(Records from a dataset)
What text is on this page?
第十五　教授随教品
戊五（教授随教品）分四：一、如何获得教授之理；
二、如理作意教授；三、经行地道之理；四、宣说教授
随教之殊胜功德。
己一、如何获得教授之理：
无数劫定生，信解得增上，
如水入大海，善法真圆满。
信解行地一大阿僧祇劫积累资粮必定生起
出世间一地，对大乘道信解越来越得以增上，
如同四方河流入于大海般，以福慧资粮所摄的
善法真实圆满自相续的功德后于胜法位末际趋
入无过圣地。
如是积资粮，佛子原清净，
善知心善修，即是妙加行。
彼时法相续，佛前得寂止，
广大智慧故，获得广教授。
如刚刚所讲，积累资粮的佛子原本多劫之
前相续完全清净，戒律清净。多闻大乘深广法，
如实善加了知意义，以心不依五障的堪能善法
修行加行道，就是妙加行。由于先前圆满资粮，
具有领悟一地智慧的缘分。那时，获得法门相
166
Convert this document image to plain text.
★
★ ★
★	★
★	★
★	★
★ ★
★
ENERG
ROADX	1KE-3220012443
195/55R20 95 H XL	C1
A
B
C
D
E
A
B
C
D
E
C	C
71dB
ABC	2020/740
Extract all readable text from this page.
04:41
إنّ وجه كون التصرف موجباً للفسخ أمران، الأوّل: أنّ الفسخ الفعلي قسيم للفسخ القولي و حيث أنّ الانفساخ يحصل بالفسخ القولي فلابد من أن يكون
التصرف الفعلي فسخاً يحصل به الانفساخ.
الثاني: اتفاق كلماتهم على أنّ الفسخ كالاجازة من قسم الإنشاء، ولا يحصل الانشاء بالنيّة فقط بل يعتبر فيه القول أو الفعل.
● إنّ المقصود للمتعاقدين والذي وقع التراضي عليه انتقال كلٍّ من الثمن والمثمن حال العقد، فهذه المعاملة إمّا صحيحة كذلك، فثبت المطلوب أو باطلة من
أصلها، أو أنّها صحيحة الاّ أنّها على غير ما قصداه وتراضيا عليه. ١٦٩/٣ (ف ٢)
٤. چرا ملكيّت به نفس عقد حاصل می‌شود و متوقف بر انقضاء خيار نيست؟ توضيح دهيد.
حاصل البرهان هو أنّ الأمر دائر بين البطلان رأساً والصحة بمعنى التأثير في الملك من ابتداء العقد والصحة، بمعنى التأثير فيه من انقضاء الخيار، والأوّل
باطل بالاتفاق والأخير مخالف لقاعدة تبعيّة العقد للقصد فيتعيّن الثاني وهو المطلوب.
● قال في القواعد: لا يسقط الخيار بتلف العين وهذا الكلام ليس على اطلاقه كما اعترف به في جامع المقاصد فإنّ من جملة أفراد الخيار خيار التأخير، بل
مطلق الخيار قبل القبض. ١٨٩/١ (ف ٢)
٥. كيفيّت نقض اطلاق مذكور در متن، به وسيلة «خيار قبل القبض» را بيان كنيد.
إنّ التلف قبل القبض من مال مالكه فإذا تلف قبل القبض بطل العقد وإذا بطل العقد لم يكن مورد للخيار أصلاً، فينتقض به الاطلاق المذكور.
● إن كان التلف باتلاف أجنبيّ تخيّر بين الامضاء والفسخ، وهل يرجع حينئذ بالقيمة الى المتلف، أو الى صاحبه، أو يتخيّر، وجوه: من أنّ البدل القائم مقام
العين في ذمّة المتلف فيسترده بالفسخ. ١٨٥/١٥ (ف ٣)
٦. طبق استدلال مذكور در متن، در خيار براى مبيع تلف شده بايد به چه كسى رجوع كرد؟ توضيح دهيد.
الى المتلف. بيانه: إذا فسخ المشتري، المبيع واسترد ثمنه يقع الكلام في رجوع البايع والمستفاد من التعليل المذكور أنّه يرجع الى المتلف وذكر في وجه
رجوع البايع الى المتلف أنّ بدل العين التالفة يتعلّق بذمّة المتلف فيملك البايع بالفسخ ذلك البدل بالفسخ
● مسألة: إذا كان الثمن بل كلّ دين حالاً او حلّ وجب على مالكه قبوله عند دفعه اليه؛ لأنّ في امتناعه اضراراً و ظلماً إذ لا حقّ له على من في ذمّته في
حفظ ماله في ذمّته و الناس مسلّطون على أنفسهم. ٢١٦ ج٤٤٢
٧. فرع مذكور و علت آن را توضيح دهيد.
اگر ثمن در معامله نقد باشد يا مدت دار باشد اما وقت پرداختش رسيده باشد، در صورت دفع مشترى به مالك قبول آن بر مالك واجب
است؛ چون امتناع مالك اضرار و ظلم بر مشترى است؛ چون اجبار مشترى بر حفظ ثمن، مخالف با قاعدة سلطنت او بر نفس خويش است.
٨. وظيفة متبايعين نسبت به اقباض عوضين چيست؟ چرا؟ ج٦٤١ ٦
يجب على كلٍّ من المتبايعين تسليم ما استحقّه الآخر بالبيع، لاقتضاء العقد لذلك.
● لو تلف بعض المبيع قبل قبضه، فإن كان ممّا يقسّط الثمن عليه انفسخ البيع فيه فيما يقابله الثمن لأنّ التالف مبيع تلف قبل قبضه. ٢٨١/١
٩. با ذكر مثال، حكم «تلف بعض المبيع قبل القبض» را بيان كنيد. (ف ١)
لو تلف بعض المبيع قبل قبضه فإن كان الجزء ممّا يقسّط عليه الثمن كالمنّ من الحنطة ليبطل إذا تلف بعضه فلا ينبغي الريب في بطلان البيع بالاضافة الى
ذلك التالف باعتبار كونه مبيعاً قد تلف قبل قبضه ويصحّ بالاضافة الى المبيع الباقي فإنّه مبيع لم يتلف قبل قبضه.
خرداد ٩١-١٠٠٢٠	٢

_Exercise instructions_
Print all of the entries exactly as they appear.

_Result of this exercise_
What text is on this page?
第十五　教授随教品
戊五（教授随教品）分四：一、如何获得教授之理；
二、如理作意教授；三、经行地道之理；四、宣说教授
随教之殊胜功德。
己一、如何获得教授之理：
无数劫定生，信解得增上，
如水入大海，善法真圆满。
信解行地一大阿僧祇劫积累资粮必定生起
出世间一地，对大乘道信解越来越得以增上，
如同四方河流入于大海般，以福慧资粮所摄的
善法真实圆满自相续的功德后于胜法位末际趋
入无过圣地。
如是积资粮，佛子原清净，
善知心善修，即是妙加行。
彼时法相续，佛前得寂止，
广大智慧故，获得广教授。
如刚刚所讲，积累资粮的佛子原本多劫之
前相续完全清净，戒律清净。多闻大乘深广法，
如实善加了知意义，以心不依五障的堪能善法
修行加行道，就是妙加行。由于先前圆满资粮，
具有领悟一地智慧的缘分。那时，获得法门相
166
Convert this document image to plain text.
★
★ ★
★	★
★	★
★	★
★ ★
★
ENERG
ROADX	1KE-3220012443
195/55R20 95 H XL	C1
A
B
C
D
E
A
B
C
D
E
C	C
71dB
ABC	2020/740
Extract all readable text from this page.
04:41
إنّ وجه كون التصرف موجباً للفسخ أمران، الأوّل: أنّ الفسخ الفعلي قسيم للفسخ القولي و حيث أنّ الانفساخ يحصل بالفسخ القولي فلابد من أن يكون
التصرف الفعلي فسخاً يحصل به الانفساخ.
الثاني: اتفاق كلماتهم على أنّ الفسخ كالاجازة من قسم الإنشاء، ولا يحصل الانشاء بالنيّة فقط بل يعتبر فيه القول أو الفعل.
● إنّ المقصود للمتعاقدين والذي وقع التراضي عليه انتقال كلٍّ من الثمن والمثمن حال العقد، فهذه المعاملة إمّا صحيحة كذلك، فثبت المطلوب أو باطلة من
أصلها، أو أنّها صحيحة الاّ أنّها على غير ما قصداه وتراضيا عليه. ١٦٩/٣ (ف ٢)
٤. چرا ملكيّت به نفس عقد حاصل می‌شود و متوقف بر انقضاء خيار نيست؟ توضيح دهيد.
حاصل البرهان هو أنّ الأمر دائر بين البطلان رأساً والصحة بمعنى التأثير في الملك من ابتداء العقد والصحة، بمعنى التأثير فيه من انقضاء الخيار، والأوّل
باطل بالاتفاق والأخير مخالف لقاعدة تبعيّة العقد للقصد فيتعيّن الثاني وهو المطلوب.
● قال في القواعد: لا يسقط الخيار بتلف العين وهذا الكلام ليس على اطلاقه كما اعترف به في جامع المقاصد فإنّ من جملة أفراد الخيار خيار التأخير، بل
مطلق الخيار قبل القبض. ١٨٩/١ (ف ٢)
٥. كيفيّت نقض اطلاق مذكور در متن، به وسيلة «خيار قبل القبض» را بيان كنيد.
إنّ التلف قبل القبض من مال مالكه فإذا تلف قبل القبض بطل العقد وإذا بطل العقد لم يكن مورد للخيار أصلاً، فينتقض به الاطلاق المذكور.
● إن كان التلف باتلاف أجنبيّ تخيّر بين الامضاء والفسخ، وهل يرجع حينئذ بالقيمة الى المتلف، أو الى صاحبه، أو يتخيّر، وجوه: من أنّ البدل القائم مقام
العين في ذمّة المتلف فيسترده بالفسخ. ١٨٥/١٥ (ف ٣)
٦. طبق استدلال مذكور در متن، در خيار براى مبيع تلف شده بايد به چه كسى رجوع كرد؟ توضيح دهيد.
الى المتلف. بيانه: إذا فسخ المشتري، المبيع واسترد ثمنه يقع الكلام في رجوع البايع والمستفاد من التعليل المذكور أنّه يرجع الى المتلف وذكر في وجه
رجوع البايع الى المتلف أنّ بدل العين التالفة يتعلّق بذمّة المتلف فيملك البايع بالفسخ ذلك البدل بالفسخ
● مسألة: إذا كان الثمن بل كلّ دين حالاً او حلّ وجب على مالكه قبوله عند دفعه اليه؛ لأنّ في امتناعه اضراراً و ظلماً إذ لا حقّ له على من في ذمّته في
حفظ ماله في ذمّته و الناس مسلّطون على أنفسهم. ٢١٦ ج٤٤٢
٧. فرع مذكور و علت آن را توضيح دهيد.
اگر ثمن در معامله نقد باشد يا مدت دار باشد اما وقت پرداختش رسيده باشد، در صورت دفع مشترى به مالك قبول آن بر مالك واجب
است؛ چون امتناع مالك اضرار و ظلم بر مشترى است؛ چون اجبار مشترى بر حفظ ثمن، مخالف با قاعدة سلطنت او بر نفس خويش است.
٨. وظيفة متبايعين نسبت به اقباض عوضين چيست؟ چرا؟ ج٦٤١ ٦
يجب على كلٍّ من المتبايعين تسليم ما استحقّه الآخر بالبيع، لاقتضاء العقد لذلك.
● لو تلف بعض المبيع قبل قبضه، فإن كان ممّا يقسّط الثمن عليه انفسخ البيع فيه فيما يقابله الثمن لأنّ التالف مبيع تلف قبل قبضه. ٢٨١/١
٩. با ذكر مثال، حكم «تلف بعض المبيع قبل القبض» را بيان كنيد. (ف ١)
لو تلف بعض المبيع قبل قبضه فإن كان الجزء ممّا يقسّط عليه الثمن كالمنّ من الحنطة ليبطل إذا تلف بعضه فلا ينبغي الريب في بطلان البيع بالاضافة الى
ذلك التالف باعتبار كونه مبيعاً قد تلف قبل قبضه ويصحّ بالاضافة الى المبيع الباقي فإنّه مبيع لم يتلف قبل قبضه.
خرداد ٩١-١٠٠٢٠	٢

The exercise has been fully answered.